TASK: Every line that includes the word "TetherUS" is to be listed.

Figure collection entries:
★ ★ ★

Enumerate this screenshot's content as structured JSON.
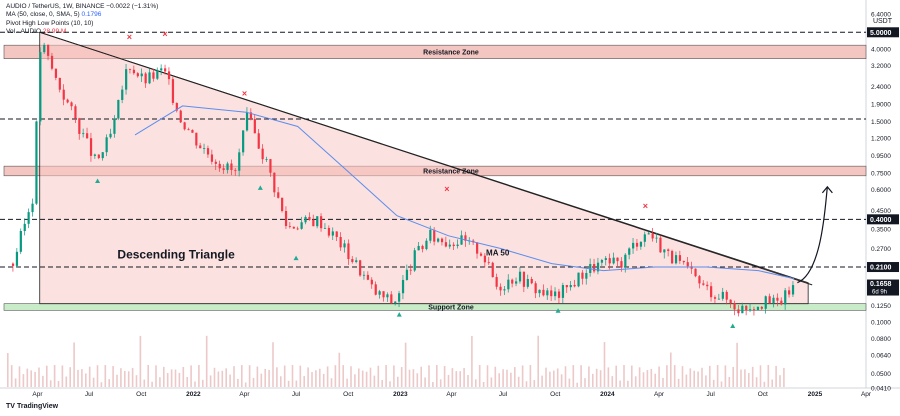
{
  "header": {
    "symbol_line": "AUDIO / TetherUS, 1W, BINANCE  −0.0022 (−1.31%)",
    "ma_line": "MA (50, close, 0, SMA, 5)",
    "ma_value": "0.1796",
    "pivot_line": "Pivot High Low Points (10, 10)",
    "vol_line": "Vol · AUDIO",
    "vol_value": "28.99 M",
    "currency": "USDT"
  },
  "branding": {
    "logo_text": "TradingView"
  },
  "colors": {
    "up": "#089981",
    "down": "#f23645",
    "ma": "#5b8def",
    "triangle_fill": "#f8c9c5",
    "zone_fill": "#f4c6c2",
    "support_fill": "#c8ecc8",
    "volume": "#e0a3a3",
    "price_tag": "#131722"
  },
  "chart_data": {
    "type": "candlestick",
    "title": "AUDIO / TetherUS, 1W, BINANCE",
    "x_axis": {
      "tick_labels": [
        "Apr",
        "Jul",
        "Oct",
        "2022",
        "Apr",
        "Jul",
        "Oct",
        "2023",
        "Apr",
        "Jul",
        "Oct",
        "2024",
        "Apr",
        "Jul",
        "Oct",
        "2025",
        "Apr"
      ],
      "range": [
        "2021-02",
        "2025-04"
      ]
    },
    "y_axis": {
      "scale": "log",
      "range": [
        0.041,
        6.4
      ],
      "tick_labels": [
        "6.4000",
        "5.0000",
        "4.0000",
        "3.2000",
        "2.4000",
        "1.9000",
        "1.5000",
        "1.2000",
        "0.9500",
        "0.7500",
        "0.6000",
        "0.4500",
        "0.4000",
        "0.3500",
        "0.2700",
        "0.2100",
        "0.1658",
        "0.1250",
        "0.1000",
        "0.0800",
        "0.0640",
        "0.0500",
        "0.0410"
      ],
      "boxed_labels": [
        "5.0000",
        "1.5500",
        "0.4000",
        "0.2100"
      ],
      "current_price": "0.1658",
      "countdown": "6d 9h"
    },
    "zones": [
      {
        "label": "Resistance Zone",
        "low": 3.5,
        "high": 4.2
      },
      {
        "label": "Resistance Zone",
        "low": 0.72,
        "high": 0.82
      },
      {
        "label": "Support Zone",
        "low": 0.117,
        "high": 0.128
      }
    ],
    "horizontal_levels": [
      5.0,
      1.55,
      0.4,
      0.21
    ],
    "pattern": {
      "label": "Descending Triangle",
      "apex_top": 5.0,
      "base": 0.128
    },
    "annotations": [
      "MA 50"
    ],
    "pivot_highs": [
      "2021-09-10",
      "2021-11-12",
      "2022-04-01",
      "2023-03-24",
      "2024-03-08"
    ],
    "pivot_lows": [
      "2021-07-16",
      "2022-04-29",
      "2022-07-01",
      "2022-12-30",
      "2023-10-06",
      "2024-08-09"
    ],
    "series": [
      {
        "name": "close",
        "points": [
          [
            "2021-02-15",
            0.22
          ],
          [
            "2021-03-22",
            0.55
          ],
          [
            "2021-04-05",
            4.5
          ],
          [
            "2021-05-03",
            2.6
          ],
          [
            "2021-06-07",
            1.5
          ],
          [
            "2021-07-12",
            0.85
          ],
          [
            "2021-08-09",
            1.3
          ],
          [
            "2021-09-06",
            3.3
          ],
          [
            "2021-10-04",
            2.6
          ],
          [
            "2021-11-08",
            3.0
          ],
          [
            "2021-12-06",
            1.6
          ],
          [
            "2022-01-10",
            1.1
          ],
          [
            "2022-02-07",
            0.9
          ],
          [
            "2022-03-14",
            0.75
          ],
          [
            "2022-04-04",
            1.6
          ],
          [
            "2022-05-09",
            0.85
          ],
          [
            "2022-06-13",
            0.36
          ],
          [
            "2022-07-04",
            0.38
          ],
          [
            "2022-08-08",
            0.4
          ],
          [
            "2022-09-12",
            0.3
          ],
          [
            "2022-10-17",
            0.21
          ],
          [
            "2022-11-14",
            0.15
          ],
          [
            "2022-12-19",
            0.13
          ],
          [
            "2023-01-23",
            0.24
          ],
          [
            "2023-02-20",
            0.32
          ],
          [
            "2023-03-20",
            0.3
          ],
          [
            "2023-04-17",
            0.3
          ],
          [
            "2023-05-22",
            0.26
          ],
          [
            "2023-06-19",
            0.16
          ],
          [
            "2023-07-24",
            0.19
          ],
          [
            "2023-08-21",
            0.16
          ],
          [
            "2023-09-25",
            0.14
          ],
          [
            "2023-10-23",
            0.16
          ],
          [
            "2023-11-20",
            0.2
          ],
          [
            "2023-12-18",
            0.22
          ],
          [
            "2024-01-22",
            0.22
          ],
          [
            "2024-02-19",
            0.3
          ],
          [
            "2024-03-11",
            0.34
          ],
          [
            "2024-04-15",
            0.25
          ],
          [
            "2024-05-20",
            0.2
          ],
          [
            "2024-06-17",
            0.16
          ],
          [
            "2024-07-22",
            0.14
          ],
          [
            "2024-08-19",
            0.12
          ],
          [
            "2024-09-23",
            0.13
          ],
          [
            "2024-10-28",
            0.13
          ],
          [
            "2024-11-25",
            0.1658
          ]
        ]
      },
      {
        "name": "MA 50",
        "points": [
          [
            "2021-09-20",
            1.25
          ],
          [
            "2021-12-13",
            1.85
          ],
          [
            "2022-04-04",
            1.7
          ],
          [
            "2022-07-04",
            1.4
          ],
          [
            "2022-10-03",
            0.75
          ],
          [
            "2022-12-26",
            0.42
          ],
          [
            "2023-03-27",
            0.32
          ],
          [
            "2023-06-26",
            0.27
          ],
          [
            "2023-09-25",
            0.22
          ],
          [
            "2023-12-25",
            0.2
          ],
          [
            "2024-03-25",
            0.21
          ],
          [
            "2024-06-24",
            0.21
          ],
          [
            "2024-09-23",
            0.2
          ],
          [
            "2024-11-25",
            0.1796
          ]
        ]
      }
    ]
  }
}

★ ★ ★

CORRECT RESPONSE:
    "symbol_line": "AUDIO / TetherUS, 1W, BINANCE  −0.0022 (−1.31%)",
    "title": "AUDIO / TetherUS, 1W, BINANCE",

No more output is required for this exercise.